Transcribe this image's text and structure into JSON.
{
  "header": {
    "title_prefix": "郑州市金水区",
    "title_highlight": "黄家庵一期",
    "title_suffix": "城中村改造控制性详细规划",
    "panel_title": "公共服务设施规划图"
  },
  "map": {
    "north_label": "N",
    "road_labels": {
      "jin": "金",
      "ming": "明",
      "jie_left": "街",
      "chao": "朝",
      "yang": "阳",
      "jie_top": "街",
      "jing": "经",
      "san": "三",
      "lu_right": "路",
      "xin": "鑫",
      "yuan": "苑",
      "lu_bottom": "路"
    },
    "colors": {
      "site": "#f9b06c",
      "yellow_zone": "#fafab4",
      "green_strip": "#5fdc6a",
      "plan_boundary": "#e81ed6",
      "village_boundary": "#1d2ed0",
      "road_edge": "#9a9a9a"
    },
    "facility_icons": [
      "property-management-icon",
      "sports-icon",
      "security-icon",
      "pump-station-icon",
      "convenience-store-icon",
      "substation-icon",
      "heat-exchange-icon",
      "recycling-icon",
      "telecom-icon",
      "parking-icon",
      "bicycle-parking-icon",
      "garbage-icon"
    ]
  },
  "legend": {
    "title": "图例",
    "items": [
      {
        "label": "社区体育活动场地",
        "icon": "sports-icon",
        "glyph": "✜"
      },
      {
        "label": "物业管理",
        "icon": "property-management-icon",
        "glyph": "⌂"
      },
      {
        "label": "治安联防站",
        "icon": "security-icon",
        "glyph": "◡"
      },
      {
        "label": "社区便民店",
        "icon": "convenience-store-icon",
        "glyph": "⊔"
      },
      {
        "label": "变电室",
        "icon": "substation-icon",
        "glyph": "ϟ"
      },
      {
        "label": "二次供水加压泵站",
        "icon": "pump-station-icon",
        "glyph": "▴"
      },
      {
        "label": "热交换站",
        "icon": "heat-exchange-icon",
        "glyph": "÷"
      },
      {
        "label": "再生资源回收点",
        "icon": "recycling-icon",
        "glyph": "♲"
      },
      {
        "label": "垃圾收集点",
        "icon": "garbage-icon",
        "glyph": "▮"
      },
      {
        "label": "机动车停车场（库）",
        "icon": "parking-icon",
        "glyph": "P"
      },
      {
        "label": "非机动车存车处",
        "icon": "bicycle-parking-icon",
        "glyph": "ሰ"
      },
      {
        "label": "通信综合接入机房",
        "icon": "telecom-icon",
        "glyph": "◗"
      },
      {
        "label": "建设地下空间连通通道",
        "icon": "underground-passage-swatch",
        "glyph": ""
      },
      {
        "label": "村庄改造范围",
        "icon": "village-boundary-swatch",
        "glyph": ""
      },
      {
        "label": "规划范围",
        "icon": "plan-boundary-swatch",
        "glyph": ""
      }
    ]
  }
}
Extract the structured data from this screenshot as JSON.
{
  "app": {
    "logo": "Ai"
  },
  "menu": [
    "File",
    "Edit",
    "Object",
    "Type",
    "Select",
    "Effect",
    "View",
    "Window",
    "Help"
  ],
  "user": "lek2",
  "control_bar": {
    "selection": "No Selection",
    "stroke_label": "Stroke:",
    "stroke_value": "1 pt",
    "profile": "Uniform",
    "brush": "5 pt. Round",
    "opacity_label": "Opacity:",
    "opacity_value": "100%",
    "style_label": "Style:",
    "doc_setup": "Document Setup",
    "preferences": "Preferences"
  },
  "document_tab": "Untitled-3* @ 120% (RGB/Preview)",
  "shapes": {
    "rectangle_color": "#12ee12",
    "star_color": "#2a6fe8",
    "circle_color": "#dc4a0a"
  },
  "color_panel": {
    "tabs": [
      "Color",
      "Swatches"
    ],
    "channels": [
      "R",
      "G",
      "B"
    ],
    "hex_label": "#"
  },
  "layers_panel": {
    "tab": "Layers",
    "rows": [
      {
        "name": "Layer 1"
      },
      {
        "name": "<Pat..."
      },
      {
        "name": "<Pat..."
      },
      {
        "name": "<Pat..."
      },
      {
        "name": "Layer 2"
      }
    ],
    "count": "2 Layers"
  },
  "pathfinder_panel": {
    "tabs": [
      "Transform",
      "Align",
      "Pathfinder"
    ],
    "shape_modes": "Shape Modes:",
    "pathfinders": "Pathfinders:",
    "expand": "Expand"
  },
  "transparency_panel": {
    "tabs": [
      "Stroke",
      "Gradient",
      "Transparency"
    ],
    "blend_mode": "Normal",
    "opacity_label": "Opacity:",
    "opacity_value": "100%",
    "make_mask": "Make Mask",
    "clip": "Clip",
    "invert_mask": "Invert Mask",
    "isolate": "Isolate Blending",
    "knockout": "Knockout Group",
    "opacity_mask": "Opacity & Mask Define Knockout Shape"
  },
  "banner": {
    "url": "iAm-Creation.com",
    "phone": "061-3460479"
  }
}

::::::::

* **Instructions for the task**: Extract each entry in full, exactly as given.

* **Finished exercise**:
Transcribe this image's text and structure into JSON.
{
  "header": {
    "title_prefix": "郑州市金水区",
    "title_highlight": "黄家庵一期",
    "title_suffix": "城中村改造控制性详细规划",
    "panel_title": "公共服务设施规划图"
  },
  "map": {
    "north_label": "N",
    "road_labels": {
      "jin": "金",
      "ming": "明",
      "jie_left": "街",
      "chao": "朝",
      "yang": "阳",
      "jie_top": "街",
      "jing": "经",
      "san": "三",
      "lu_right": "路",
      "xin": "鑫",
      "yuan": "苑",
      "lu_bottom": "路"
    },
    "colors": {
      "site": "#f9b06c",
      "yellow_zone": "#fafab4",
      "green_strip": "#5fdc6a",
      "plan_boundary": "#e81ed6",
      "village_boundary": "#1d2ed0",
      "road_edge": "#9a9a9a"
    },
    "facility_icons": [
      "property-management-icon",
      "sports-icon",
      "security-icon",
      "pump-station-icon",
      "convenience-store-icon",
      "substation-icon",
      "heat-exchange-icon",
      "recycling-icon",
      "telecom-icon",
      "parking-icon",
      "bicycle-parking-icon",
      "garbage-icon"
    ]
  },
  "legend": {
    "title": "图例",
    "items": [
      {
        "label": "社区体育活动场地",
        "icon": "sports-icon",
        "glyph": "✜"
      },
      {
        "label": "物业管理",
        "icon": "property-management-icon",
        "glyph": "⌂"
      },
      {
        "label": "治安联防站",
        "icon": "security-icon",
        "glyph": "◡"
      },
      {
        "label": "社区便民店",
        "icon": "convenience-store-icon",
        "glyph": "⊔"
      },
      {
        "label": "变电室",
        "icon": "substation-icon",
        "glyph": "ϟ"
      },
      {
        "label": "二次供水加压泵站",
        "icon": "pump-station-icon",
        "glyph": "▴"
      },
      {
        "label": "热交换站",
        "icon": "heat-exchange-icon",
        "glyph": "÷"
      },
      {
        "label": "再生资源回收点",
        "icon": "recycling-icon",
        "glyph": "♲"
      },
      {
        "label": "垃圾收集点",
        "icon": "garbage-icon",
        "glyph": "▮"
      },
      {
        "label": "机动车停车场（库）",
        "icon": "parking-icon",
        "glyph": "P"
      },
      {
        "label": "非机动车存车处",
        "icon": "bicycle-parking-icon",
        "glyph": "ሰ"
      },
      {
        "label": "通信综合接入机房",
        "icon": "telecom-icon",
        "glyph": "◗"
      },
      {
        "label": "建设地下空间连通通道",
        "icon": "underground-passage-swatch",
        "glyph": ""
      },
      {
        "label": "村庄改造范围",
        "icon": "village-boundary-swatch",
        "glyph": ""
      },
      {
        "label": "规划范围",
        "icon": "plan-boundary-swatch",
        "glyph": ""
      }
    ]
  }
}
Extract the structured data from this screenshot as JSON.
{
  "app": {
    "logo": "Ai"
  },
  "menu": [
    "File",
    "Edit",
    "Object",
    "Type",
    "Select",
    "Effect",
    "View",
    "Window",
    "Help"
  ],
  "user": "lek2",
  "control_bar": {
    "selection": "No Selection",
    "stroke_label": "Stroke:",
    "stroke_value": "1 pt",
    "profile": "Uniform",
    "brush": "5 pt. Round",
    "opacity_label": "Opacity:",
    "opacity_value": "100%",
    "style_label": "Style:",
    "doc_setup": "Document Setup",
    "preferences": "Preferences"
  },
  "document_tab": "Untitled-3* @ 120% (RGB/Preview)",
  "shapes": {
    "rectangle_color": "#12ee12",
    "star_color": "#2a6fe8",
    "circle_color": "#dc4a0a"
  },
  "color_panel": {
    "tabs": [
      "Color",
      "Swatches"
    ],
    "channels": [
      "R",
      "G",
      "B"
    ],
    "hex_label": "#"
  },
  "layers_panel": {
    "tab": "Layers",
    "rows": [
      {
        "name": "Layer 1"
      },
      {
        "name": "<Pat..."
      },
      {
        "name": "<Pat..."
      },
      {
        "name": "<Pat..."
      },
      {
        "name": "Layer 2"
      }
    ],
    "count": "2 Layers"
  },
  "pathfinder_panel": {
    "tabs": [
      "Transform",
      "Align",
      "Pathfinder"
    ],
    "shape_modes": "Shape Modes:",
    "pathfinders": "Pathfinders:",
    "expand": "Expand"
  },
  "transparency_panel": {
    "tabs": [
      "Stroke",
      "Gradient",
      "Transparency"
    ],
    "blend_mode": "Normal",
    "opacity_label": "Opacity:",
    "opacity_value": "100%",
    "make_mask": "Make Mask",
    "clip": "Clip",
    "invert_mask": "Invert Mask",
    "isolate": "Isolate Blending",
    "knockout": "Knockout Group",
    "opacity_mask": "Opacity & Mask Define Knockout Shape"
  },
  "banner": {
    "url": "iAm-Creation.com",
    "phone": "061-3460479"
  }
}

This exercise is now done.